[Dataset records]
= = = = =

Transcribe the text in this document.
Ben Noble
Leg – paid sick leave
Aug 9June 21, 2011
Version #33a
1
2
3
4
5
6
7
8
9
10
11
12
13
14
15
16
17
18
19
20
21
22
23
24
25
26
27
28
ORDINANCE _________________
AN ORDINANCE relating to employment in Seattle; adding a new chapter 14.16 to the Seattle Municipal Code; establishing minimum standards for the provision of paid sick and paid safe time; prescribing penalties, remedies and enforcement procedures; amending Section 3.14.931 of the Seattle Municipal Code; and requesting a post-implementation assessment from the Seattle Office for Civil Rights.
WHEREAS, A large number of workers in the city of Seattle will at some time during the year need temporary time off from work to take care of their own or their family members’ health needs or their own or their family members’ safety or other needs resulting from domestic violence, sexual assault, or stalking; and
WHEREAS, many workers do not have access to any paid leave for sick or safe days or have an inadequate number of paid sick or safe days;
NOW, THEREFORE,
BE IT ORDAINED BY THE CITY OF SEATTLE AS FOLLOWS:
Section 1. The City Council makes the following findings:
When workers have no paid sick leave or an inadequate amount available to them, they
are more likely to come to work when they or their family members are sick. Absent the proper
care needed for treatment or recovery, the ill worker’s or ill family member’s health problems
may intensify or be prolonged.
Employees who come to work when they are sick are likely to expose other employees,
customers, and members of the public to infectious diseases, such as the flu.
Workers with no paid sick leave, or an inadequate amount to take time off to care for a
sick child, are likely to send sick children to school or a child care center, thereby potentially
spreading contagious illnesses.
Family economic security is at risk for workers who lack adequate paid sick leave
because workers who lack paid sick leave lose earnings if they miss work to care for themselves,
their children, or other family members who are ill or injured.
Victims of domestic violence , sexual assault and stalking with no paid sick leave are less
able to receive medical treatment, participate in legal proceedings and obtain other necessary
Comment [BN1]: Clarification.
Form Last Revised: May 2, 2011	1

= = = = =

▸ Exercise details: Reproduce every record above exactly as it appears.

▸ Output for this exercise:
Transcribe the text in this document.
Ben Noble
Leg – paid sick leave
Aug 9June 21, 2011
Version #33a
1
2
3
4
5
6
7
8
9
10
11
12
13
14
15
16
17
18
19
20
21
22
23
24
25
26
27
28
ORDINANCE _________________
AN ORDINANCE relating to employment in Seattle; adding a new chapter 14.16 to the Seattle Municipal Code; establishing minimum standards for the provision of paid sick and paid safe time; prescribing penalties, remedies and enforcement procedures; amending Section 3.14.931 of the Seattle Municipal Code; and requesting a post-implementation assessment from the Seattle Office for Civil Rights.
WHEREAS, A large number of workers in the city of Seattle will at some time during the year need temporary time off from work to take care of their own or their family members’ health needs or their own or their family members’ safety or other needs resulting from domestic violence, sexual assault, or stalking; and
WHEREAS, many workers do not have access to any paid leave for sick or safe days or have an inadequate number of paid sick or safe days;
NOW, THEREFORE,
BE IT ORDAINED BY THE CITY OF SEATTLE AS FOLLOWS:
Section 1. The City Council makes the following findings:
When workers have no paid sick leave or an inadequate amount available to them, they
are more likely to come to work when they or their family members are sick. Absent the proper
care needed for treatment or recovery, the ill worker’s or ill family member’s health problems
may intensify or be prolonged.
Employees who come to work when they are sick are likely to expose other employees,
customers, and members of the public to infectious diseases, such as the flu.
Workers with no paid sick leave, or an inadequate amount to take time off to care for a
sick child, are likely to send sick children to school or a child care center, thereby potentially
spreading contagious illnesses.
Family economic security is at risk for workers who lack adequate paid sick leave
because workers who lack paid sick leave lose earnings if they miss work to care for themselves,
their children, or other family members who are ill or injured.
Victims of domestic violence , sexual assault and stalking with no paid sick leave are less
able to receive medical treatment, participate in legal proceedings and obtain other necessary
Comment [BN1]: Clarification.
Form Last Revised: May 2, 2011	1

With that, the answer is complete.